======== The input
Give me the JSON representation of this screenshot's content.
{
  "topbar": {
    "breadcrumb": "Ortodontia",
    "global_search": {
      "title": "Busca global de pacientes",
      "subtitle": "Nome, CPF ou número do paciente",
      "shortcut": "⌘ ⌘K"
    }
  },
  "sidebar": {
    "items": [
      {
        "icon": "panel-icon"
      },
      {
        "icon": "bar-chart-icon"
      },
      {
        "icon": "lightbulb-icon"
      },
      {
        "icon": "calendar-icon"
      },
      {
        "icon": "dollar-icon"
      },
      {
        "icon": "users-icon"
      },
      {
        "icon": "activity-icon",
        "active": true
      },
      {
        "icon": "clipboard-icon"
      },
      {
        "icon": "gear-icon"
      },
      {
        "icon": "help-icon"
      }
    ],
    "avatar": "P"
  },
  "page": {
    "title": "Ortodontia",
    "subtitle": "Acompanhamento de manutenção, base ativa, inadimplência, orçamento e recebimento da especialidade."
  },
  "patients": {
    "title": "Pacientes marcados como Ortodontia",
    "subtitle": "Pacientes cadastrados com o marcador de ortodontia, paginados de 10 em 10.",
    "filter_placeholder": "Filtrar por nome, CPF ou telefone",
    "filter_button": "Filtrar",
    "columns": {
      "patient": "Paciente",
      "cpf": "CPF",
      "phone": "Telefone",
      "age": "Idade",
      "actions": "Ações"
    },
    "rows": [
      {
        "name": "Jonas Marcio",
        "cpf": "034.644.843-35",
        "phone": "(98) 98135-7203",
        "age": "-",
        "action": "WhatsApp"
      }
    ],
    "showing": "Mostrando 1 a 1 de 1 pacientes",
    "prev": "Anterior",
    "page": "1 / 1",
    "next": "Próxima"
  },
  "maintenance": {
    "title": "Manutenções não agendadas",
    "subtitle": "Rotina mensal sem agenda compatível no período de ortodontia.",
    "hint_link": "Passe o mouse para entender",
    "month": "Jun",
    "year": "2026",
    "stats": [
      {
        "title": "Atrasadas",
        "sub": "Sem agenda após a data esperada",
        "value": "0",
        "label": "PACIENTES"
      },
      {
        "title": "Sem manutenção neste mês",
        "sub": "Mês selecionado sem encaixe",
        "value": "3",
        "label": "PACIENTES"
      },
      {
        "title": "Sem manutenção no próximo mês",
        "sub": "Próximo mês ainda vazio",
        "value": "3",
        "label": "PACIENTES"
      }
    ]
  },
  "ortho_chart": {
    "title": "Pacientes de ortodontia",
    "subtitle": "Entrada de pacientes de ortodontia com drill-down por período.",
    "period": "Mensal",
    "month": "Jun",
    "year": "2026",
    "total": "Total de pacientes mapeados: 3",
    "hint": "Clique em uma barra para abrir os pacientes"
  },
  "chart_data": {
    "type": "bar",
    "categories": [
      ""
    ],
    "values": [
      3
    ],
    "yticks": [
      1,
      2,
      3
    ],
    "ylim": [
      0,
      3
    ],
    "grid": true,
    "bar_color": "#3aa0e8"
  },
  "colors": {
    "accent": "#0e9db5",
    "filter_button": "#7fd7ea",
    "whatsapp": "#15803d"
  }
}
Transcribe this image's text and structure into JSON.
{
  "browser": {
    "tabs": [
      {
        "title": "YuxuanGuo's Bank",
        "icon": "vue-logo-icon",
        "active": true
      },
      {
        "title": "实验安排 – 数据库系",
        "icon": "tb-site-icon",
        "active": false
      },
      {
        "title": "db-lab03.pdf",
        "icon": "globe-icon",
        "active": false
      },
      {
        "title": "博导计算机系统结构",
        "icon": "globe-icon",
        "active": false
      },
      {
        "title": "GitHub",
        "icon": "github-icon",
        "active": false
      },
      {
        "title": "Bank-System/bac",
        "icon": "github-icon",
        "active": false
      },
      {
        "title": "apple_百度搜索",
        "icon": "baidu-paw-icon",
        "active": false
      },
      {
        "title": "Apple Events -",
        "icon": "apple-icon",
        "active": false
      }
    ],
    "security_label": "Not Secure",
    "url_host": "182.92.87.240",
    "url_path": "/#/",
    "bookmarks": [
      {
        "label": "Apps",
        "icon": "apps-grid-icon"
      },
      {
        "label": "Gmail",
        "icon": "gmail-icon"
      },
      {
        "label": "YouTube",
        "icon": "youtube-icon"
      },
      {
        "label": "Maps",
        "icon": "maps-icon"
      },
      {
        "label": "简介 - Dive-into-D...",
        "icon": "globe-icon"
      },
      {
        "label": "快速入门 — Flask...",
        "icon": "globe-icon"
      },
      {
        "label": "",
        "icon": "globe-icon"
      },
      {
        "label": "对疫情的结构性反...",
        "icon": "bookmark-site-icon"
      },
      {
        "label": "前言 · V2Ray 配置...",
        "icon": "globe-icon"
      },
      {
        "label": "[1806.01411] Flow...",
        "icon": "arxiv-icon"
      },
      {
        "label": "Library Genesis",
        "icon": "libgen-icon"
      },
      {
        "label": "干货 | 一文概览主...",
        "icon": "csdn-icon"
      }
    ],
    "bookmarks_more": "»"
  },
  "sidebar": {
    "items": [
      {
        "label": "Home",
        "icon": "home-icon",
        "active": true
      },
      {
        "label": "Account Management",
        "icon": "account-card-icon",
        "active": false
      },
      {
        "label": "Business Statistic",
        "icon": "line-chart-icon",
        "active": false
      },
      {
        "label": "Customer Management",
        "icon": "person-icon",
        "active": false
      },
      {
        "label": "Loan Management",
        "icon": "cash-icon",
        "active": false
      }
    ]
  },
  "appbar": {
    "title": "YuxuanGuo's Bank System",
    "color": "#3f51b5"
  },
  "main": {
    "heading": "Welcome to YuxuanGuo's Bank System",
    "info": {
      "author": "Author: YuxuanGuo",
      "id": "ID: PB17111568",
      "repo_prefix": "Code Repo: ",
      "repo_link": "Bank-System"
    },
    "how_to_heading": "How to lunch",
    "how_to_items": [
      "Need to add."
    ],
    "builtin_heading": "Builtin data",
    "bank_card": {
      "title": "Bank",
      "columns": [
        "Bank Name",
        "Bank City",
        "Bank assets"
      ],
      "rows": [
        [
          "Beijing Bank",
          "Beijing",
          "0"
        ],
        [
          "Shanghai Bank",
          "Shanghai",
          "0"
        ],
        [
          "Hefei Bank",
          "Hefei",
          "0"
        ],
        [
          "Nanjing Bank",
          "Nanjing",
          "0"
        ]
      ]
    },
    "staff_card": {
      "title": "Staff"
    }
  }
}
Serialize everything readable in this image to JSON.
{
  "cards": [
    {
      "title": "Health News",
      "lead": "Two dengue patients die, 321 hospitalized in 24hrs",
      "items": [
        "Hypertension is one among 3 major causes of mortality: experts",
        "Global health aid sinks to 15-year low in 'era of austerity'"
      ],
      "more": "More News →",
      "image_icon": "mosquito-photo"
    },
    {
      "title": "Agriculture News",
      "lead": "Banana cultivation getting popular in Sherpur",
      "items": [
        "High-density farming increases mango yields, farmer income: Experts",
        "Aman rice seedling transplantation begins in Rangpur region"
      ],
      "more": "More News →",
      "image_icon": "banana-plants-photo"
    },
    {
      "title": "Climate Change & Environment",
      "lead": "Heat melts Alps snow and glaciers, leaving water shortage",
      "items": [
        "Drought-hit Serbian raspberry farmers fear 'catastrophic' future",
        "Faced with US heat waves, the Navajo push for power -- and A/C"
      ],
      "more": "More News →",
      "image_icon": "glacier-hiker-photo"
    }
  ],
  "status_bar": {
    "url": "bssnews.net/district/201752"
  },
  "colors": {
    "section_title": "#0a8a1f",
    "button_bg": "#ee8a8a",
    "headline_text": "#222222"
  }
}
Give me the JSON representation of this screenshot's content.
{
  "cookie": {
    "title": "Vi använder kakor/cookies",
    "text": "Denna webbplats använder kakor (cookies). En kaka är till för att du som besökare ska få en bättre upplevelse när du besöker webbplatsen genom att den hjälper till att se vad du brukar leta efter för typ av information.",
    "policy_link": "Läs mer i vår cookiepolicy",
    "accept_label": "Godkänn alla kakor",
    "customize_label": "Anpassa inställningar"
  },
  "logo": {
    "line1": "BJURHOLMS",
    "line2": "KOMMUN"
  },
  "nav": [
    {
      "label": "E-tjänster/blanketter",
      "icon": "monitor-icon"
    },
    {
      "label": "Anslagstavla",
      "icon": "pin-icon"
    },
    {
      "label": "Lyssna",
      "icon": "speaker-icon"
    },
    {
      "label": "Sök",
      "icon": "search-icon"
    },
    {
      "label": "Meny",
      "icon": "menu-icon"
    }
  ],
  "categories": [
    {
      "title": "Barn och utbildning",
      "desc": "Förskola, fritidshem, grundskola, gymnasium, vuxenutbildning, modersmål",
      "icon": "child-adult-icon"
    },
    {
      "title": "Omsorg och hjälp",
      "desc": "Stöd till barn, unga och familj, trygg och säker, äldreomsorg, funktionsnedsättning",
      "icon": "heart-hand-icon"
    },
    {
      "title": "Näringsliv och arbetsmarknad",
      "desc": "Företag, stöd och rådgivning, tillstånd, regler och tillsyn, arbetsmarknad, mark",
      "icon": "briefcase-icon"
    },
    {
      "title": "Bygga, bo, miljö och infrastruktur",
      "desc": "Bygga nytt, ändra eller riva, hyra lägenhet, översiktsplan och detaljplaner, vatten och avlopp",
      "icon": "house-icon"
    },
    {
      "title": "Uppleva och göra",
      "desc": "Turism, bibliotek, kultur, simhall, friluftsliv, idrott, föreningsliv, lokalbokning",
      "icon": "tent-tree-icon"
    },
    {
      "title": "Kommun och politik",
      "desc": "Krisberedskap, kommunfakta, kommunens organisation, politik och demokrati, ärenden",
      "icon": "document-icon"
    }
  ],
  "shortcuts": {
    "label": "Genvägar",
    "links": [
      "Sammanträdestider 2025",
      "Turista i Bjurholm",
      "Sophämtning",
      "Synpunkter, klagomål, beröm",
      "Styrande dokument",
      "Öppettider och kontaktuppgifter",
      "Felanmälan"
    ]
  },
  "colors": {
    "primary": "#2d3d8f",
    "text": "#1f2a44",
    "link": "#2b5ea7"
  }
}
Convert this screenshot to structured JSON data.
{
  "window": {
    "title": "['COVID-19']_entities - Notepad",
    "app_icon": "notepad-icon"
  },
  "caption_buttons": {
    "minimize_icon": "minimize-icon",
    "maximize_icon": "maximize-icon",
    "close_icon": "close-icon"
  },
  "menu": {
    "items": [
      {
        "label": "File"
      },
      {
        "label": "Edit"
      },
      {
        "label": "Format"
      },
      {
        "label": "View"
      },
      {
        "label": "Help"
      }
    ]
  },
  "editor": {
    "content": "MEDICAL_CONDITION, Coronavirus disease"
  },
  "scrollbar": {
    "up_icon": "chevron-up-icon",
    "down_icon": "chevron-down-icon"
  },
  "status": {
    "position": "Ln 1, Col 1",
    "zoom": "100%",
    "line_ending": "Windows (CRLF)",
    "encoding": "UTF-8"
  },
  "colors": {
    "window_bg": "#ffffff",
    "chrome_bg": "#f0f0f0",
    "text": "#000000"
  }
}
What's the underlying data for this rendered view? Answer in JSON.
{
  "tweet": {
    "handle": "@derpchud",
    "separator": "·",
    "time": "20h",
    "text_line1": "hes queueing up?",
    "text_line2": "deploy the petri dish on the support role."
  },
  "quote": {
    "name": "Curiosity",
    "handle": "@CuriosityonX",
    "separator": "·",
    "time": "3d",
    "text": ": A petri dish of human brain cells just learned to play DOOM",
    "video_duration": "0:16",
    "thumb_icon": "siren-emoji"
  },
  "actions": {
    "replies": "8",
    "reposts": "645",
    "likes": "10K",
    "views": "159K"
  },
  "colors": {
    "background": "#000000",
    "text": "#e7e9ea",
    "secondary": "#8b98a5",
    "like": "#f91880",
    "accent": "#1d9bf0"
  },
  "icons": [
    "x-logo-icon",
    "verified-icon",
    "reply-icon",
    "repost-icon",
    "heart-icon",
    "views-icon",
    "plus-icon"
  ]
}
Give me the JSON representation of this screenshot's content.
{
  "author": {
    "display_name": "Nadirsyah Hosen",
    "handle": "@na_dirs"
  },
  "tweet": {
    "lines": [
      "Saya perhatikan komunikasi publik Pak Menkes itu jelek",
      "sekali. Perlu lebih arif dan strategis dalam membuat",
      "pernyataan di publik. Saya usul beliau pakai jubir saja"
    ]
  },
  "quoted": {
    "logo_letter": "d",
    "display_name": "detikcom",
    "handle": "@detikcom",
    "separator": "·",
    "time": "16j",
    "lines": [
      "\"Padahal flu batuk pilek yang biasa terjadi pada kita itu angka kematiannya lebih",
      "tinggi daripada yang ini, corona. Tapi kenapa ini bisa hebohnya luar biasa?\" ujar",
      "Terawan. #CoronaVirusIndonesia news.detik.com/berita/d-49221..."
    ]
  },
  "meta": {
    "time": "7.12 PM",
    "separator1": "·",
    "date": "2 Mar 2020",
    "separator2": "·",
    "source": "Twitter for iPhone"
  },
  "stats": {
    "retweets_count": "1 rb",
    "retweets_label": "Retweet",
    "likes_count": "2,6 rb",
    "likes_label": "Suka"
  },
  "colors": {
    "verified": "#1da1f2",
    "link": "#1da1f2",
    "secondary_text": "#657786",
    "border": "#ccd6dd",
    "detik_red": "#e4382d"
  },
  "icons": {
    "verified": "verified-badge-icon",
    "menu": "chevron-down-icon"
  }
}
================
Only lines that contain "photo" are needed, so copy each of them from the data.

• **Reply**
      "image_icon": "mosquito-photo"
      "image_icon": "banana-plants-photo"
      "image_icon": "glacier-hiker-photo"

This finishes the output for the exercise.